| DIRECTION |
Extract all records. Keep each one exact.

| DATA IN THIS EXERCISE |
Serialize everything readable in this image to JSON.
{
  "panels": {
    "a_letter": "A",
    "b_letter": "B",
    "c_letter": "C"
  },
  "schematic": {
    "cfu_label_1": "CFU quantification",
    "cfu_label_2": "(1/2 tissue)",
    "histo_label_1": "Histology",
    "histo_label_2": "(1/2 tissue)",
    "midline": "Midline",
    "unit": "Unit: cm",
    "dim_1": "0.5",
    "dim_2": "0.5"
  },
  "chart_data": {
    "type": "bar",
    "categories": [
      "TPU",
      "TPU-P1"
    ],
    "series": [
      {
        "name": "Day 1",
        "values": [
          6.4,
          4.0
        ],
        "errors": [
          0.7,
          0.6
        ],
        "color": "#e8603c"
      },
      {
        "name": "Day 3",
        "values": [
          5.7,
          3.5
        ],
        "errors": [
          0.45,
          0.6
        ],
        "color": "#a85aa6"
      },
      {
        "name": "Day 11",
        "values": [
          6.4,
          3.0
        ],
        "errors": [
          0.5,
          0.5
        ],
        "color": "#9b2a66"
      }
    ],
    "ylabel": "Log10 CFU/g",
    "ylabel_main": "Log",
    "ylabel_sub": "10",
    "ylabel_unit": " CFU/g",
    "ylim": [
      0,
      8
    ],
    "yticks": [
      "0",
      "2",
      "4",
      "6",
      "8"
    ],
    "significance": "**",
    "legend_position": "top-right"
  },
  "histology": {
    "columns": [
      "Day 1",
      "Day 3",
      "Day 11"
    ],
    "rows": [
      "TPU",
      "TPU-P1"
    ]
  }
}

| SOLUTION TO THIS TASK |
Serialize everything readable in this image to JSON.
{
  "panels": {
    "a_letter": "A",
    "b_letter": "B",
    "c_letter": "C"
  },
  "schematic": {
    "cfu_label_1": "CFU quantification",
    "cfu_label_2": "(1/2 tissue)",
    "histo_label_1": "Histology",
    "histo_label_2": "(1/2 tissue)",
    "midline": "Midline",
    "unit": "Unit: cm",
    "dim_1": "0.5",
    "dim_2": "0.5"
  },
  "chart_data": {
    "type": "bar",
    "categories": [
      "TPU",
      "TPU-P1"
    ],
    "series": [
      {
        "name": "Day 1",
        "values": [
          6.4,
          4.0
        ],
        "errors": [
          0.7,
          0.6
        ],
        "color": "#e8603c"
      },
      {
        "name": "Day 3",
        "values": [
          5.7,
          3.5
        ],
        "errors": [
          0.45,
          0.6
        ],
        "color": "#a85aa6"
      },
      {
        "name": "Day 11",
        "values": [
          6.4,
          3.0
        ],
        "errors": [
          0.5,
          0.5
        ],
        "color": "#9b2a66"
      }
    ],
    "ylabel": "Log10 CFU/g",
    "ylabel_main": "Log",
    "ylabel_sub": "10",
    "ylabel_unit": " CFU/g",
    "ylim": [
      0,
      8
    ],
    "yticks": [
      "0",
      "2",
      "4",
      "6",
      "8"
    ],
    "significance": "**",
    "legend_position": "top-right"
  },
  "histology": {
    "columns": [
      "Day 1",
      "Day 3",
      "Day 11"
    ],
    "rows": [
      "TPU",
      "TPU-P1"
    ]
  }
}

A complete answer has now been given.